- **What is needed**: Output all lines exactly, with nothing added or dropped.

──────────────────────────────

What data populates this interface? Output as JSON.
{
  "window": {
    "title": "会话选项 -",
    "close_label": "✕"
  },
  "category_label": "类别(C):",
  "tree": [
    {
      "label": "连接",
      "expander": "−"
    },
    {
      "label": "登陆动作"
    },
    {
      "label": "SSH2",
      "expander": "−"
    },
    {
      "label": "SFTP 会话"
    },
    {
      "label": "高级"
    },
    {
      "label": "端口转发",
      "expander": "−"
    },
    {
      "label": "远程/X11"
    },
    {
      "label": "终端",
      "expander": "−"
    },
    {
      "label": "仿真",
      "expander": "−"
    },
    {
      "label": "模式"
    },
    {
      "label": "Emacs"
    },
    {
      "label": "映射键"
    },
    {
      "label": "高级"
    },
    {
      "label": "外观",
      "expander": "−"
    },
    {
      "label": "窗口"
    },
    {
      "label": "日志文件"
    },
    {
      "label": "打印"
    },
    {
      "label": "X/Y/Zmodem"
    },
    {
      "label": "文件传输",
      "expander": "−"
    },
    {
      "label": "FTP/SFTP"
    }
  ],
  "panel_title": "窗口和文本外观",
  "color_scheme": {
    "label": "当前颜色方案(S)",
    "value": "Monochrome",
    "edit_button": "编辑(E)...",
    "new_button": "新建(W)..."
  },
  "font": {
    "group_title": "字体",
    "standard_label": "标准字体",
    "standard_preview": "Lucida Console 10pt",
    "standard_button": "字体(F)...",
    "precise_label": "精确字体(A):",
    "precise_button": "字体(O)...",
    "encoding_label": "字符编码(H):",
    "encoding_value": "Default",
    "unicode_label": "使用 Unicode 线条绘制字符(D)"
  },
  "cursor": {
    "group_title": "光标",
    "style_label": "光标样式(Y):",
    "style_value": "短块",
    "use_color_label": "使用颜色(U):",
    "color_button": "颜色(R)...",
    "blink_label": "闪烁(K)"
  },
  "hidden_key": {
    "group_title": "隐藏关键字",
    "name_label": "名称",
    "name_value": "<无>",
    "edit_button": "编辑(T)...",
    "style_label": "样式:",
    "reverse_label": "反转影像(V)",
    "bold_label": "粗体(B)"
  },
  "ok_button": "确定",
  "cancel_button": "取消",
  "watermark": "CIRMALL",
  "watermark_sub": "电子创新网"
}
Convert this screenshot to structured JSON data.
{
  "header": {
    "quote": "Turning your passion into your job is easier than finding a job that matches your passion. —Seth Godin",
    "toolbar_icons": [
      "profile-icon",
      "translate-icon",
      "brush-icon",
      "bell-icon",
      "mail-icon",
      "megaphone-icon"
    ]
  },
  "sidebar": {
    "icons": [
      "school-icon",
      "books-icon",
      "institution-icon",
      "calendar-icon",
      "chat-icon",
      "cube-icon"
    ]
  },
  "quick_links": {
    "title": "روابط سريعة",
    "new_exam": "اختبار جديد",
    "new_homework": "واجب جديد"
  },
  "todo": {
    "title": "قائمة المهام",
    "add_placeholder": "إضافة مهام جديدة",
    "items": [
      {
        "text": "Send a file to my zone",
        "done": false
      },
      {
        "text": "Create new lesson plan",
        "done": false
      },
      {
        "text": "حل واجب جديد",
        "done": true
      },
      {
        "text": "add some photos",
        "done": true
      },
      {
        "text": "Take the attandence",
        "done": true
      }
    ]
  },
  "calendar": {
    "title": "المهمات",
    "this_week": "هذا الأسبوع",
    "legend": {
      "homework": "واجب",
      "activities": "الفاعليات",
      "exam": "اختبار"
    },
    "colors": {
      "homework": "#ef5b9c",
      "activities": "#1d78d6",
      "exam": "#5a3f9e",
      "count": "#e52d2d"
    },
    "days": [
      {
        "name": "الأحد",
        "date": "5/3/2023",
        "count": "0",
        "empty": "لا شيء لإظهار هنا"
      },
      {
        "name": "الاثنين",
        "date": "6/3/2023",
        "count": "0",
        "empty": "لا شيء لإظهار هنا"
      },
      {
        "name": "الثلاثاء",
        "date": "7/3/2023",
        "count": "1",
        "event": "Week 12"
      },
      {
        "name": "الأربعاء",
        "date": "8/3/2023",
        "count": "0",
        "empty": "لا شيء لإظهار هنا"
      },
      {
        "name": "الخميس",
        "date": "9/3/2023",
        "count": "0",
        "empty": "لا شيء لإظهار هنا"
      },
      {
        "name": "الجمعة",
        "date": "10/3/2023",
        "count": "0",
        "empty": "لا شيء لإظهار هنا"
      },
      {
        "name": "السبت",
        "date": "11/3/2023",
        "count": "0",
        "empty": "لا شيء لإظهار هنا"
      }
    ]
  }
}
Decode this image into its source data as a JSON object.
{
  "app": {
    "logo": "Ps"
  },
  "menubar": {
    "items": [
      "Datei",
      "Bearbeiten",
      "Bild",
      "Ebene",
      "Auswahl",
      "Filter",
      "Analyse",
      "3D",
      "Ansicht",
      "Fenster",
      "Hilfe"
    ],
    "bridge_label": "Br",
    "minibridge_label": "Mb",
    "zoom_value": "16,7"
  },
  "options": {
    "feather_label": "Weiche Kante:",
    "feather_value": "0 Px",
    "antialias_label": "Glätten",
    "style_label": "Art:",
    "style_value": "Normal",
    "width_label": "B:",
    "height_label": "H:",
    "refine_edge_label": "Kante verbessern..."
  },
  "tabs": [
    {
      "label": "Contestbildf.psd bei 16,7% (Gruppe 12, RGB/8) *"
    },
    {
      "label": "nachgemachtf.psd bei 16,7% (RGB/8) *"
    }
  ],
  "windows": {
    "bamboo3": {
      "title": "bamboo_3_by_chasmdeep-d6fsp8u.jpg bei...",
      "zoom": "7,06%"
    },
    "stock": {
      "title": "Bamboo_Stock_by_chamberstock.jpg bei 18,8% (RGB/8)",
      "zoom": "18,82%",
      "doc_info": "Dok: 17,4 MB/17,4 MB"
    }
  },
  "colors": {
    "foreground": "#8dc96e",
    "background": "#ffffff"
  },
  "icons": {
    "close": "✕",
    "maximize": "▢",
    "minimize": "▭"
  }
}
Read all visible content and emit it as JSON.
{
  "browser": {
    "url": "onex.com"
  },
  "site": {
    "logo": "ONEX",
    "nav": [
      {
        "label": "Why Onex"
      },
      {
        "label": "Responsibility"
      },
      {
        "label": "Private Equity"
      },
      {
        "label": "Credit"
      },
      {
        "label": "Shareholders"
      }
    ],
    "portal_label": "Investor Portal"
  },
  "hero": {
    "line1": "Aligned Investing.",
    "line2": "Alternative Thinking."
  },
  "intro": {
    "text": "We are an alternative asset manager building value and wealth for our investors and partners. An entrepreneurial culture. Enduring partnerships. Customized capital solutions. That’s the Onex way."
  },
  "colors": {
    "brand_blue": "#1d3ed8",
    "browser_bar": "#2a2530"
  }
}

──────────────────────────────

- **Full output**:
What data populates this interface? Output as JSON.
{
  "window": {
    "title": "会话选项 -",
    "close_label": "✕"
  },
  "category_label": "类别(C):",
  "tree": [
    {
      "label": "连接",
      "expander": "−"
    },
    {
      "label": "登陆动作"
    },
    {
      "label": "SSH2",
      "expander": "−"
    },
    {
      "label": "SFTP 会话"
    },
    {
      "label": "高级"
    },
    {
      "label": "端口转发",
      "expander": "−"
    },
    {
      "label": "远程/X11"
    },
    {
      "label": "终端",
      "expander": "−"
    },
    {
      "label": "仿真",
      "expander": "−"
    },
    {
      "label": "模式"
    },
    {
      "label": "Emacs"
    },
    {
      "label": "映射键"
    },
    {
      "label": "高级"
    },
    {
      "label": "外观",
      "expander": "−"
    },
    {
      "label": "窗口"
    },
    {
      "label": "日志文件"
    },
    {
      "label": "打印"
    },
    {
      "label": "X/Y/Zmodem"
    },
    {
      "label": "文件传输",
      "expander": "−"
    },
    {
      "label": "FTP/SFTP"
    }
  ],
  "panel_title": "窗口和文本外观",
  "color_scheme": {
    "label": "当前颜色方案(S)",
    "value": "Monochrome",
    "edit_button": "编辑(E)...",
    "new_button": "新建(W)..."
  },
  "font": {
    "group_title": "字体",
    "standard_label": "标准字体",
    "standard_preview": "Lucida Console 10pt",
    "standard_button": "字体(F)...",
    "precise_label": "精确字体(A):",
    "precise_button": "字体(O)...",
    "encoding_label": "字符编码(H):",
    "encoding_value": "Default",
    "unicode_label": "使用 Unicode 线条绘制字符(D)"
  },
  "cursor": {
    "group_title": "光标",
    "style_label": "光标样式(Y):",
    "style_value": "短块",
    "use_color_label": "使用颜色(U):",
    "color_button": "颜色(R)...",
    "blink_label": "闪烁(K)"
  },
  "hidden_key": {
    "group_title": "隐藏关键字",
    "name_label": "名称",
    "name_value": "<无>",
    "edit_button": "编辑(T)...",
    "style_label": "样式:",
    "reverse_label": "反转影像(V)",
    "bold_label": "粗体(B)"
  },
  "ok_button": "确定",
  "cancel_button": "取消",
  "watermark": "CIRMALL",
  "watermark_sub": "电子创新网"
}
Convert this screenshot to structured JSON data.
{
  "header": {
    "quote": "Turning your passion into your job is easier than finding a job that matches your passion. —Seth Godin",
    "toolbar_icons": [
      "profile-icon",
      "translate-icon",
      "brush-icon",
      "bell-icon",
      "mail-icon",
      "megaphone-icon"
    ]
  },
  "sidebar": {
    "icons": [
      "school-icon",
      "books-icon",
      "institution-icon",
      "calendar-icon",
      "chat-icon",
      "cube-icon"
    ]
  },
  "quick_links": {
    "title": "روابط سريعة",
    "new_exam": "اختبار جديد",
    "new_homework": "واجب جديد"
  },
  "todo": {
    "title": "قائمة المهام",
    "add_placeholder": "إضافة مهام جديدة",
    "items": [
      {
        "text": "Send a file to my zone",
        "done": false
      },
      {
        "text": "Create new lesson plan",
        "done": false
      },
      {
        "text": "حل واجب جديد",
        "done": true
      },
      {
        "text": "add some photos",
        "done": true
      },
      {
        "text": "Take the attandence",
        "done": true
      }
    ]
  },
  "calendar": {
    "title": "المهمات",
    "this_week": "هذا الأسبوع",
    "legend": {
      "homework": "واجب",
      "activities": "الفاعليات",
      "exam": "اختبار"
    },
    "colors": {
      "homework": "#ef5b9c",
      "activities": "#1d78d6",
      "exam": "#5a3f9e",
      "count": "#e52d2d"
    },
    "days": [
      {
        "name": "الأحد",
        "date": "5/3/2023",
        "count": "0",
        "empty": "لا شيء لإظهار هنا"
      },
      {
        "name": "الاثنين",
        "date": "6/3/2023",
        "count": "0",
        "empty": "لا شيء لإظهار هنا"
      },
      {
        "name": "الثلاثاء",
        "date": "7/3/2023",
        "count": "1",
        "event": "Week 12"
      },
      {
        "name": "الأربعاء",
        "date": "8/3/2023",
        "count": "0",
        "empty": "لا شيء لإظهار هنا"
      },
      {
        "name": "الخميس",
        "date": "9/3/2023",
        "count": "0",
        "empty": "لا شيء لإظهار هنا"
      },
      {
        "name": "الجمعة",
        "date": "10/3/2023",
        "count": "0",
        "empty": "لا شيء لإظهار هنا"
      },
      {
        "name": "السبت",
        "date": "11/3/2023",
        "count": "0",
        "empty": "لا شيء لإظهار هنا"
      }
    ]
  }
}
Decode this image into its source data as a JSON object.
{
  "app": {
    "logo": "Ps"
  },
  "menubar": {
    "items": [
      "Datei",
      "Bearbeiten",
      "Bild",
      "Ebene",
      "Auswahl",
      "Filter",
      "Analyse",
      "3D",
      "Ansicht",
      "Fenster",
      "Hilfe"
    ],
    "bridge_label": "Br",
    "minibridge_label": "Mb",
    "zoom_value": "16,7"
  },
  "options": {
    "feather_label": "Weiche Kante:",
    "feather_value": "0 Px",
    "antialias_label": "Glätten",
    "style_label": "Art:",
    "style_value": "Normal",
    "width_label": "B:",
    "height_label": "H:",
    "refine_edge_label": "Kante verbessern..."
  },
  "tabs": [
    {
      "label": "Contestbildf.psd bei 16,7% (Gruppe 12, RGB/8) *"
    },
    {
      "label": "nachgemachtf.psd bei 16,7% (RGB/8) *"
    }
  ],
  "windows": {
    "bamboo3": {
      "title": "bamboo_3_by_chasmdeep-d6fsp8u.jpg bei...",
      "zoom": "7,06%"
    },
    "stock": {
      "title": "Bamboo_Stock_by_chamberstock.jpg bei 18,8% (RGB/8)",
      "zoom": "18,82%",
      "doc_info": "Dok: 17,4 MB/17,4 MB"
    }
  },
  "colors": {
    "foreground": "#8dc96e",
    "background": "#ffffff"
  },
  "icons": {
    "close": "✕",
    "maximize": "▢",
    "minimize": "▭"
  }
}
Read all visible content and emit it as JSON.
{
  "browser": {
    "url": "onex.com"
  },
  "site": {
    "logo": "ONEX",
    "nav": [
      {
        "label": "Why Onex"
      },
      {
        "label": "Responsibility"
      },
      {
        "label": "Private Equity"
      },
      {
        "label": "Credit"
      },
      {
        "label": "Shareholders"
      }
    ],
    "portal_label": "Investor Portal"
  },
  "hero": {
    "line1": "Aligned Investing.",
    "line2": "Alternative Thinking."
  },
  "intro": {
    "text": "We are an alternative asset manager building value and wealth for our investors and partners. An entrepreneurial culture. Enduring partnerships. Customized capital solutions. That’s the Onex way."
  },
  "colors": {
    "brand_blue": "#1d3ed8",
    "browser_bar": "#2a2530"
  }
}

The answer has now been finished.